YOUR GOAL
Across the listing below, how many lines hold "document"? Reply with the number by itself.

......

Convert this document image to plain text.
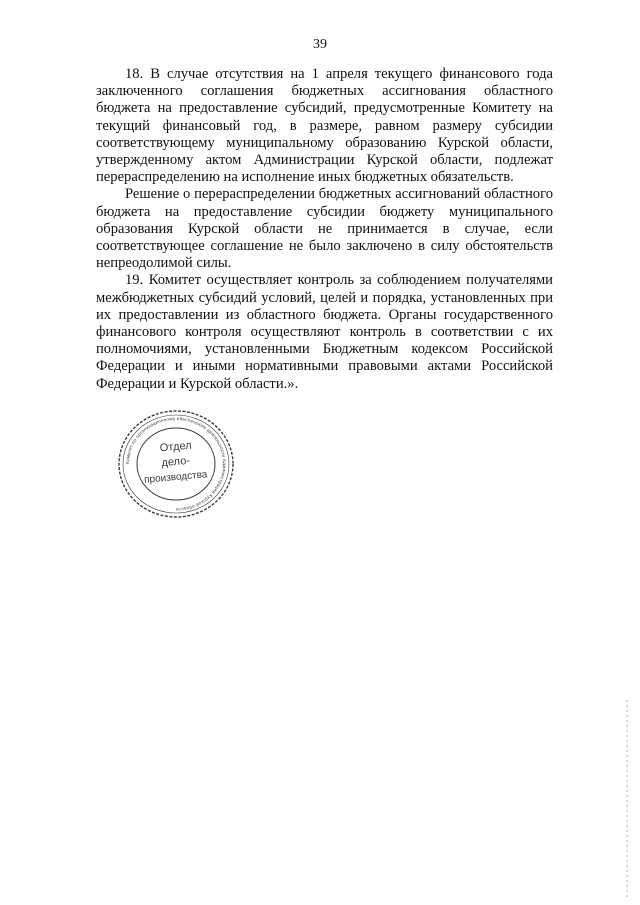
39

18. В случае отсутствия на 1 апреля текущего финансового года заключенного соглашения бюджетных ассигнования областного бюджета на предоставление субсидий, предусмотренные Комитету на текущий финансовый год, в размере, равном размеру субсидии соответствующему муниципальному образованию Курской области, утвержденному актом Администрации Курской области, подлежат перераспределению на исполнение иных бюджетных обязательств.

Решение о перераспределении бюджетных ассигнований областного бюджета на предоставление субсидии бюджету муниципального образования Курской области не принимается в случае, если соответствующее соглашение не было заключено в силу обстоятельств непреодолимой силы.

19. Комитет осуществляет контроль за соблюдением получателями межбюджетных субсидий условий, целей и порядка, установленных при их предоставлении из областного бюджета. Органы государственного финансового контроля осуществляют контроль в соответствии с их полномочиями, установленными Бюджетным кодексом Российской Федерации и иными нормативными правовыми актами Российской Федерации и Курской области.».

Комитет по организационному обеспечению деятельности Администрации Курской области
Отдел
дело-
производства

......

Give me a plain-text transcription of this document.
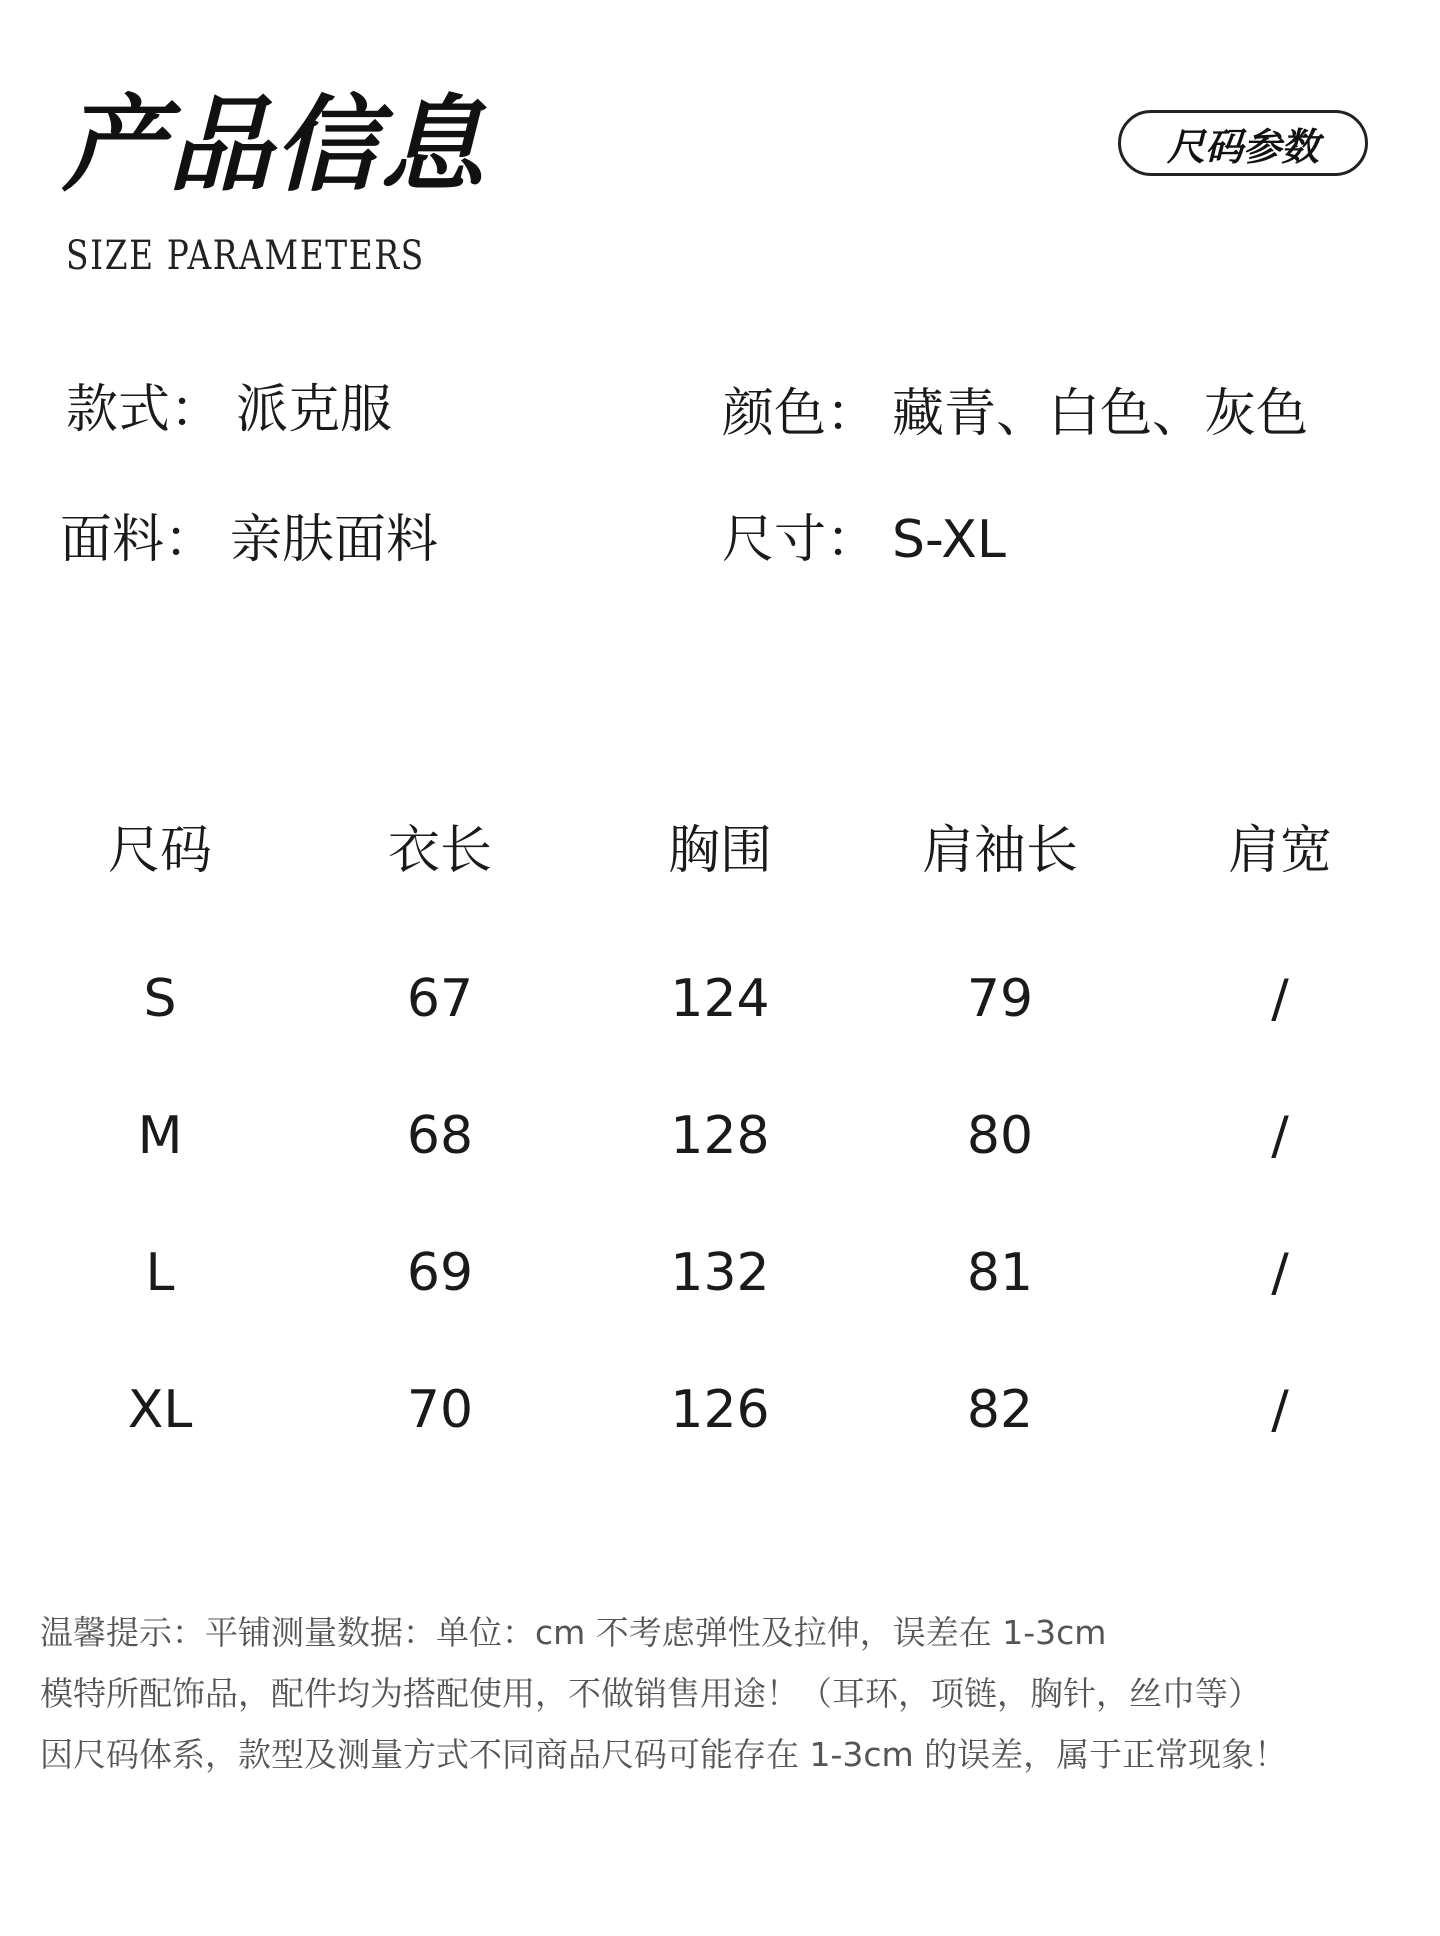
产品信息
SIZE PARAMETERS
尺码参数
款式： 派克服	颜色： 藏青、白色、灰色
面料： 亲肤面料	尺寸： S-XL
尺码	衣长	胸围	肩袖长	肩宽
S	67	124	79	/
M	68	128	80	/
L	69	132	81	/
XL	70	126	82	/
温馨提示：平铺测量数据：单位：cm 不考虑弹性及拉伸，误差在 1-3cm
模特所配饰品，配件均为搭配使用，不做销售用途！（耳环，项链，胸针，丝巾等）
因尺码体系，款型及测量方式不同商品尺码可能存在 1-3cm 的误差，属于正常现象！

......

EXERCISE RESULT
2